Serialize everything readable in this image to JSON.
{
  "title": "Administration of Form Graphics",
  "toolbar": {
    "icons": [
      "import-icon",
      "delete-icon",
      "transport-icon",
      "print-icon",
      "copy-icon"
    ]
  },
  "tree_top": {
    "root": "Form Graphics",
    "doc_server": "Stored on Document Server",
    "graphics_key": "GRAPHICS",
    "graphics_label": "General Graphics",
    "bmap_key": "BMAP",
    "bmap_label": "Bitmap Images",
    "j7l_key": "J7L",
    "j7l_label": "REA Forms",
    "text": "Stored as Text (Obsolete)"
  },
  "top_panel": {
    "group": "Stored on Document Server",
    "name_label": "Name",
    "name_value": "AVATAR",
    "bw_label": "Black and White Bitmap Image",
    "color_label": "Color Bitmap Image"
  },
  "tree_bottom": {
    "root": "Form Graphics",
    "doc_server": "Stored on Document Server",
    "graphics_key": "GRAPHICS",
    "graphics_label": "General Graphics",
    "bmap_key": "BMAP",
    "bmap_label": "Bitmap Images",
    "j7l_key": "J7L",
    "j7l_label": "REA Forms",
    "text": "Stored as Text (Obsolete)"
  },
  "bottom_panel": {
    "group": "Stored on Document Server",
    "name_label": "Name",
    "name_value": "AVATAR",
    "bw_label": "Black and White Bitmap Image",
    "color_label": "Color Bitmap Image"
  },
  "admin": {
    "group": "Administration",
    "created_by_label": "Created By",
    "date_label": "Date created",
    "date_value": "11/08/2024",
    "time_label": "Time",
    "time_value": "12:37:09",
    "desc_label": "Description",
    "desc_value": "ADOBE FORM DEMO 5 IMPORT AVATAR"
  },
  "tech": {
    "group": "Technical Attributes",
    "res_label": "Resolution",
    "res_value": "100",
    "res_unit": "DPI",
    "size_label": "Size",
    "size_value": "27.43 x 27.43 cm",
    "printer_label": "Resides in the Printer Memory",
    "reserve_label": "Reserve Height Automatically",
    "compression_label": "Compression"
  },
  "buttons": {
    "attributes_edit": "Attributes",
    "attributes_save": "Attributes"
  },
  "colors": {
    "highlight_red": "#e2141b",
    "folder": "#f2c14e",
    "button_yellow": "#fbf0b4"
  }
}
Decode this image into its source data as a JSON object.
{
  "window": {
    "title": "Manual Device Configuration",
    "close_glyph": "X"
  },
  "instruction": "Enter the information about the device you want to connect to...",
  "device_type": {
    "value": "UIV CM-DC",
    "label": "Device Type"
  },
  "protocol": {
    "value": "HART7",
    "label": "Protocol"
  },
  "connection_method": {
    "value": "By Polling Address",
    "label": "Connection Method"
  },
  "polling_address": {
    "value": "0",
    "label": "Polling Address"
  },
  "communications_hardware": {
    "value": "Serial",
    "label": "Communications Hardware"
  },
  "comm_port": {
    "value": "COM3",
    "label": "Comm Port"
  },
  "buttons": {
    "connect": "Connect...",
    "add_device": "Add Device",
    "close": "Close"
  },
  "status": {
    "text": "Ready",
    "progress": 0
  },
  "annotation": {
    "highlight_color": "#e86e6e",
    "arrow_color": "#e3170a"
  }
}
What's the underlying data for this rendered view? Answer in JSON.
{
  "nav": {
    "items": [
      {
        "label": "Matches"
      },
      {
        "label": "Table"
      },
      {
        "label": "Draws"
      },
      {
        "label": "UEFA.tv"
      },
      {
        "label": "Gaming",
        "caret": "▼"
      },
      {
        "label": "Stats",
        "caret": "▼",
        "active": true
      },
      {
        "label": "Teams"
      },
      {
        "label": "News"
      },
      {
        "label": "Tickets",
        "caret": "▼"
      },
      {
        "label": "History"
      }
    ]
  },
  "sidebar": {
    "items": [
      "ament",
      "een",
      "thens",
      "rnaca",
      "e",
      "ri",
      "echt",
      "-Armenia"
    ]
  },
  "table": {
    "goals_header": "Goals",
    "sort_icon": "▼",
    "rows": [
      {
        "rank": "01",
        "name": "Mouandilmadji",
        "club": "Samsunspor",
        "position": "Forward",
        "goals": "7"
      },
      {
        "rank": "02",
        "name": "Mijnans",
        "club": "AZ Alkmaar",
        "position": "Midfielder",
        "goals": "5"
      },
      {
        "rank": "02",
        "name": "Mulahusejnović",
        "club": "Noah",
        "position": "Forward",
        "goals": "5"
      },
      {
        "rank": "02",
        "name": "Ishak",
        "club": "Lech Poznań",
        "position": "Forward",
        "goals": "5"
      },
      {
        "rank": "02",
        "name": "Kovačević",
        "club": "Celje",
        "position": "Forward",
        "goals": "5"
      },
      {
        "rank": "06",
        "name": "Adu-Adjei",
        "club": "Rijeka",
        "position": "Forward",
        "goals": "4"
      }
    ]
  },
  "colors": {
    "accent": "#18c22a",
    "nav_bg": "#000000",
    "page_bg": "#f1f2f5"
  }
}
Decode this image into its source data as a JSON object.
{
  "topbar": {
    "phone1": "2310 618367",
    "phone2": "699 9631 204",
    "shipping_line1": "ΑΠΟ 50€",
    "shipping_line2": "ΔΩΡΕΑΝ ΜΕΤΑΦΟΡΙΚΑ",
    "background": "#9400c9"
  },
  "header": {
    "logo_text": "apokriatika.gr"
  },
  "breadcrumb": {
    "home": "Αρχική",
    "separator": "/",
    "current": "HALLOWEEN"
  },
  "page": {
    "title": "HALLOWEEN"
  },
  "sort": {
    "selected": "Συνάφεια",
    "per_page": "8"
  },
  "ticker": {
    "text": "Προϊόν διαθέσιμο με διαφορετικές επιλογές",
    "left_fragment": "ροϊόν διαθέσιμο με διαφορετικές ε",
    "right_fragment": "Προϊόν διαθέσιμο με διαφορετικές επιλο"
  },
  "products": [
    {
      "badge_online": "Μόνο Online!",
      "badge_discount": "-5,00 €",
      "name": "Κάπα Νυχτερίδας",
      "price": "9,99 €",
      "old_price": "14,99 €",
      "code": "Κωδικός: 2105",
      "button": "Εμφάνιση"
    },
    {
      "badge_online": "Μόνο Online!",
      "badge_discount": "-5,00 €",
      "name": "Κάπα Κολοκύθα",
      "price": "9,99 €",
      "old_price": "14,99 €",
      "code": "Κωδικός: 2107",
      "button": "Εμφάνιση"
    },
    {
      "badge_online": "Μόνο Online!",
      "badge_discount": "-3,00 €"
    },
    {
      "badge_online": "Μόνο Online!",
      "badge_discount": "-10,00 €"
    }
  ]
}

*Problem*. Copy out each line exactly.

*Finished task*.
Serialize everything readable in this image to JSON.
{
  "title": "Administration of Form Graphics",
  "toolbar": {
    "icons": [
      "import-icon",
      "delete-icon",
      "transport-icon",
      "print-icon",
      "copy-icon"
    ]
  },
  "tree_top": {
    "root": "Form Graphics",
    "doc_server": "Stored on Document Server",
    "graphics_key": "GRAPHICS",
    "graphics_label": "General Graphics",
    "bmap_key": "BMAP",
    "bmap_label": "Bitmap Images",
    "j7l_key": "J7L",
    "j7l_label": "REA Forms",
    "text": "Stored as Text (Obsolete)"
  },
  "top_panel": {
    "group": "Stored on Document Server",
    "name_label": "Name",
    "name_value": "AVATAR",
    "bw_label": "Black and White Bitmap Image",
    "color_label": "Color Bitmap Image"
  },
  "tree_bottom": {
    "root": "Form Graphics",
    "doc_server": "Stored on Document Server",
    "graphics_key": "GRAPHICS",
    "graphics_label": "General Graphics",
    "bmap_key": "BMAP",
    "bmap_label": "Bitmap Images",
    "j7l_key": "J7L",
    "j7l_label": "REA Forms",
    "text": "Stored as Text (Obsolete)"
  },
  "bottom_panel": {
    "group": "Stored on Document Server",
    "name_label": "Name",
    "name_value": "AVATAR",
    "bw_label": "Black and White Bitmap Image",
    "color_label": "Color Bitmap Image"
  },
  "admin": {
    "group": "Administration",
    "created_by_label": "Created By",
    "date_label": "Date created",
    "date_value": "11/08/2024",
    "time_label": "Time",
    "time_value": "12:37:09",
    "desc_label": "Description",
    "desc_value": "ADOBE FORM DEMO 5 IMPORT AVATAR"
  },
  "tech": {
    "group": "Technical Attributes",
    "res_label": "Resolution",
    "res_value": "100",
    "res_unit": "DPI",
    "size_label": "Size",
    "size_value": "27.43 x 27.43 cm",
    "printer_label": "Resides in the Printer Memory",
    "reserve_label": "Reserve Height Automatically",
    "compression_label": "Compression"
  },
  "buttons": {
    "attributes_edit": "Attributes",
    "attributes_save": "Attributes"
  },
  "colors": {
    "highlight_red": "#e2141b",
    "folder": "#f2c14e",
    "button_yellow": "#fbf0b4"
  }
}
Decode this image into its source data as a JSON object.
{
  "window": {
    "title": "Manual Device Configuration",
    "close_glyph": "X"
  },
  "instruction": "Enter the information about the device you want to connect to...",
  "device_type": {
    "value": "UIV CM-DC",
    "label": "Device Type"
  },
  "protocol": {
    "value": "HART7",
    "label": "Protocol"
  },
  "connection_method": {
    "value": "By Polling Address",
    "label": "Connection Method"
  },
  "polling_address": {
    "value": "0",
    "label": "Polling Address"
  },
  "communications_hardware": {
    "value": "Serial",
    "label": "Communications Hardware"
  },
  "comm_port": {
    "value": "COM3",
    "label": "Comm Port"
  },
  "buttons": {
    "connect": "Connect...",
    "add_device": "Add Device",
    "close": "Close"
  },
  "status": {
    "text": "Ready",
    "progress": 0
  },
  "annotation": {
    "highlight_color": "#e86e6e",
    "arrow_color": "#e3170a"
  }
}
What's the underlying data for this rendered view? Answer in JSON.
{
  "nav": {
    "items": [
      {
        "label": "Matches"
      },
      {
        "label": "Table"
      },
      {
        "label": "Draws"
      },
      {
        "label": "UEFA.tv"
      },
      {
        "label": "Gaming",
        "caret": "▼"
      },
      {
        "label": "Stats",
        "caret": "▼",
        "active": true
      },
      {
        "label": "Teams"
      },
      {
        "label": "News"
      },
      {
        "label": "Tickets",
        "caret": "▼"
      },
      {
        "label": "History"
      }
    ]
  },
  "sidebar": {
    "items": [
      "ament",
      "een",
      "thens",
      "rnaca",
      "e",
      "ri",
      "echt",
      "-Armenia"
    ]
  },
  "table": {
    "goals_header": "Goals",
    "sort_icon": "▼",
    "rows": [
      {
        "rank": "01",
        "name": "Mouandilmadji",
        "club": "Samsunspor",
        "position": "Forward",
        "goals": "7"
      },
      {
        "rank": "02",
        "name": "Mijnans",
        "club": "AZ Alkmaar",
        "position": "Midfielder",
        "goals": "5"
      },
      {
        "rank": "02",
        "name": "Mulahusejnović",
        "club": "Noah",
        "position": "Forward",
        "goals": "5"
      },
      {
        "rank": "02",
        "name": "Ishak",
        "club": "Lech Poznań",
        "position": "Forward",
        "goals": "5"
      },
      {
        "rank": "02",
        "name": "Kovačević",
        "club": "Celje",
        "position": "Forward",
        "goals": "5"
      },
      {
        "rank": "06",
        "name": "Adu-Adjei",
        "club": "Rijeka",
        "position": "Forward",
        "goals": "4"
      }
    ]
  },
  "colors": {
    "accent": "#18c22a",
    "nav_bg": "#000000",
    "page_bg": "#f1f2f5"
  }
}
Decode this image into its source data as a JSON object.
{
  "topbar": {
    "phone1": "2310 618367",
    "phone2": "699 9631 204",
    "shipping_line1": "ΑΠΟ 50€",
    "shipping_line2": "ΔΩΡΕΑΝ ΜΕΤΑΦΟΡΙΚΑ",
    "background": "#9400c9"
  },
  "header": {
    "logo_text": "apokriatika.gr"
  },
  "breadcrumb": {
    "home": "Αρχική",
    "separator": "/",
    "current": "HALLOWEEN"
  },
  "page": {
    "title": "HALLOWEEN"
  },
  "sort": {
    "selected": "Συνάφεια",
    "per_page": "8"
  },
  "ticker": {
    "text": "Προϊόν διαθέσιμο με διαφορετικές επιλογές",
    "left_fragment": "ροϊόν διαθέσιμο με διαφορετικές ε",
    "right_fragment": "Προϊόν διαθέσιμο με διαφορετικές επιλο"
  },
  "products": [
    {
      "badge_online": "Μόνο Online!",
      "badge_discount": "-5,00 €",
      "name": "Κάπα Νυχτερίδας",
      "price": "9,99 €",
      "old_price": "14,99 €",
      "code": "Κωδικός: 2105",
      "button": "Εμφάνιση"
    },
    {
      "badge_online": "Μόνο Online!",
      "badge_discount": "-5,00 €",
      "name": "Κάπα Κολοκύθα",
      "price": "9,99 €",
      "old_price": "14,99 €",
      "code": "Κωδικός: 2107",
      "button": "Εμφάνιση"
    },
    {
      "badge_online": "Μόνο Online!",
      "badge_discount": "-3,00 €"
    },
    {
      "badge_online": "Μόνο Online!",
      "badge_discount": "-10,00 €"
    }
  ]
}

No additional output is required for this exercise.